**Aim of the exercise**.
In the data below, find every line with the string "British" and pull it out.

Begin

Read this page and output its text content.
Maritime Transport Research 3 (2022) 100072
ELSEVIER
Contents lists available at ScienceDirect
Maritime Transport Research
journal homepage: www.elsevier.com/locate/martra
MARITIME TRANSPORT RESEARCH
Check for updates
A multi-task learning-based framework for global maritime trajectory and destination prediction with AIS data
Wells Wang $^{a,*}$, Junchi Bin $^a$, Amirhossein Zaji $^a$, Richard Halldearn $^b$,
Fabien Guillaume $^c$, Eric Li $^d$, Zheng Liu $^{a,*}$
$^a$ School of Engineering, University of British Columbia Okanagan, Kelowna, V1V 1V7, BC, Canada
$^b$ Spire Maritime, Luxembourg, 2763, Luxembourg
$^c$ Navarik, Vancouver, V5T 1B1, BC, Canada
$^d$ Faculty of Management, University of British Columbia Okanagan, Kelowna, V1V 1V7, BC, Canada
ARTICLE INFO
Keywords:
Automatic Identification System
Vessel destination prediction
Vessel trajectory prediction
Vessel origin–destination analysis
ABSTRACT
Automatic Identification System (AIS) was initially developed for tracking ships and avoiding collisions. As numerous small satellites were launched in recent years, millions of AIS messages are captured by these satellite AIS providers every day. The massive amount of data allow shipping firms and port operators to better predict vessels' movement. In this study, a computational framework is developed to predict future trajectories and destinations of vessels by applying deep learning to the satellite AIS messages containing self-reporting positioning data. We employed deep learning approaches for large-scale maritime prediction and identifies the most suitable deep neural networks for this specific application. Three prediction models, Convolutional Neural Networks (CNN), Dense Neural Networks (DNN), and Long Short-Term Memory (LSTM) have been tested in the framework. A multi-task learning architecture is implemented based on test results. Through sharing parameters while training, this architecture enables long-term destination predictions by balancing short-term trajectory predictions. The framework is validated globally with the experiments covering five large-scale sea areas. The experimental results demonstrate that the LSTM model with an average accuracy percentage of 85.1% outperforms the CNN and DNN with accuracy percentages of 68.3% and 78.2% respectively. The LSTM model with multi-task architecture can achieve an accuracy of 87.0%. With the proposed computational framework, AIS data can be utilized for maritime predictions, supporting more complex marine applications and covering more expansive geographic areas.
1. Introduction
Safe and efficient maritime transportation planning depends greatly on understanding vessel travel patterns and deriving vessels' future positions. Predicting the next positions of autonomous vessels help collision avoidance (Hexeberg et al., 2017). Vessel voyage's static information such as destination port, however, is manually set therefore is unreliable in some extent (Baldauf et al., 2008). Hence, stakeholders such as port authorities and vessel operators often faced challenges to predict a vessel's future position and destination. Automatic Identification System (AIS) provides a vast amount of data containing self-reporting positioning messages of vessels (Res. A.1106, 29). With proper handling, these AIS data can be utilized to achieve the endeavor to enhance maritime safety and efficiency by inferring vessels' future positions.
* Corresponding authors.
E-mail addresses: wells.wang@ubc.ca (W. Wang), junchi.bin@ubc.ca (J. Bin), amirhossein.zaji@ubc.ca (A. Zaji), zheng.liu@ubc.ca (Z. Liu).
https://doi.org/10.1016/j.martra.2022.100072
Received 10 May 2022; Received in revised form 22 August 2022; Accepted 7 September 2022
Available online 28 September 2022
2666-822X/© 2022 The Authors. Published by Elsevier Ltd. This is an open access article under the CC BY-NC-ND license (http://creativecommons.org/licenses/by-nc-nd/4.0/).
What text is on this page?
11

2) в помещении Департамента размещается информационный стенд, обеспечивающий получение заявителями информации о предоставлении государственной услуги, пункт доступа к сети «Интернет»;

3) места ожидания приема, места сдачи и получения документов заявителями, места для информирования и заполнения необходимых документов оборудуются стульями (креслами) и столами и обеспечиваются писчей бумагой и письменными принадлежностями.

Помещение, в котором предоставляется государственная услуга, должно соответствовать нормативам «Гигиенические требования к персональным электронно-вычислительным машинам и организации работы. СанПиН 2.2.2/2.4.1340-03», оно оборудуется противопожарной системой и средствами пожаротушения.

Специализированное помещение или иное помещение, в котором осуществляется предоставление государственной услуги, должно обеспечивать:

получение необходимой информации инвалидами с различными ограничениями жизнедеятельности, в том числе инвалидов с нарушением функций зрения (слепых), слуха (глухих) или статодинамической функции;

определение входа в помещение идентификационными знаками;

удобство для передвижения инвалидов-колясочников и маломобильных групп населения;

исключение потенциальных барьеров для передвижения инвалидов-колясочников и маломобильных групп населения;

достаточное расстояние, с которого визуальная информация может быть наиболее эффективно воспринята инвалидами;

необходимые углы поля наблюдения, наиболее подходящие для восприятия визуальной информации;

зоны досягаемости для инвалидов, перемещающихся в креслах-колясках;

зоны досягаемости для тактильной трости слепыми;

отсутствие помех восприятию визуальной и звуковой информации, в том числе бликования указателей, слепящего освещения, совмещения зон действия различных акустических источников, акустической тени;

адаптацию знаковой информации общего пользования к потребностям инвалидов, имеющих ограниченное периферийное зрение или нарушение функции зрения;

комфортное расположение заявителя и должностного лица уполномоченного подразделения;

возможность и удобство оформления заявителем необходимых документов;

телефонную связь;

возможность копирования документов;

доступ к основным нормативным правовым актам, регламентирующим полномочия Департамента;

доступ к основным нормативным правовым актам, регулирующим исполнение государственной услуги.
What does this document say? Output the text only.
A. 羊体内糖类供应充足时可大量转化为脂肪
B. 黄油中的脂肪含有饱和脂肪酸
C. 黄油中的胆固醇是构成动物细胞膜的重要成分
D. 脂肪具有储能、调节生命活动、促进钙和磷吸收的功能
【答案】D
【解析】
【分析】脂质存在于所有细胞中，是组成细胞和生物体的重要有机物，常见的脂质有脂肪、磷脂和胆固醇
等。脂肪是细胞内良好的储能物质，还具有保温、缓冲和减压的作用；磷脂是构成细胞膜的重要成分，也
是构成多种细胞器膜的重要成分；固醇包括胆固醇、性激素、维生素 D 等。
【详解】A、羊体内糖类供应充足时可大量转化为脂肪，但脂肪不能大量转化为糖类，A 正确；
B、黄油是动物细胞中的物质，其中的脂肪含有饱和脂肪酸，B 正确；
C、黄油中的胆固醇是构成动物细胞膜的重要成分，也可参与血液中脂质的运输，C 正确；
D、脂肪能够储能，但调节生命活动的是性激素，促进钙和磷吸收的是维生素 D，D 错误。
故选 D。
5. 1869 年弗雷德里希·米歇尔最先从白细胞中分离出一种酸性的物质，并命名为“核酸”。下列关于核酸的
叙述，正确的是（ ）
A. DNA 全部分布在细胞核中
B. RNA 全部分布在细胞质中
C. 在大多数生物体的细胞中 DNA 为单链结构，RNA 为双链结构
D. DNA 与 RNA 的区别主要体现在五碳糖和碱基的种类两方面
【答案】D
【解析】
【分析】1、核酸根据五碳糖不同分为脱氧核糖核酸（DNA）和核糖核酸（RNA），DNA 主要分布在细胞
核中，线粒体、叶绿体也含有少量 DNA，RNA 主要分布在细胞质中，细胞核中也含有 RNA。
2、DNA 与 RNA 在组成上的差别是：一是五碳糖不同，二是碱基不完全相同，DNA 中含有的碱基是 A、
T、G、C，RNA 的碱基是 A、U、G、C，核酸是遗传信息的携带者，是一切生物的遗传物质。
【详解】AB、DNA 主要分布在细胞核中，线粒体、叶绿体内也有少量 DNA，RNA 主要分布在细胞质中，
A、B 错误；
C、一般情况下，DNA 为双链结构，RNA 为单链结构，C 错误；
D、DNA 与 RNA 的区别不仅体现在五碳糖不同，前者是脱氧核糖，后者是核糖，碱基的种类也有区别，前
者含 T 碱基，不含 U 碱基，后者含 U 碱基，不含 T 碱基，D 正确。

End

**Result**.
$^a$ School of Engineering, University of British Columbia Okanagan, Kelowna, V1V 1V7, BC, Canada
$^d$ Faculty of Management, University of British Columbia Okanagan, Kelowna, V1V 1V7, BC, Canada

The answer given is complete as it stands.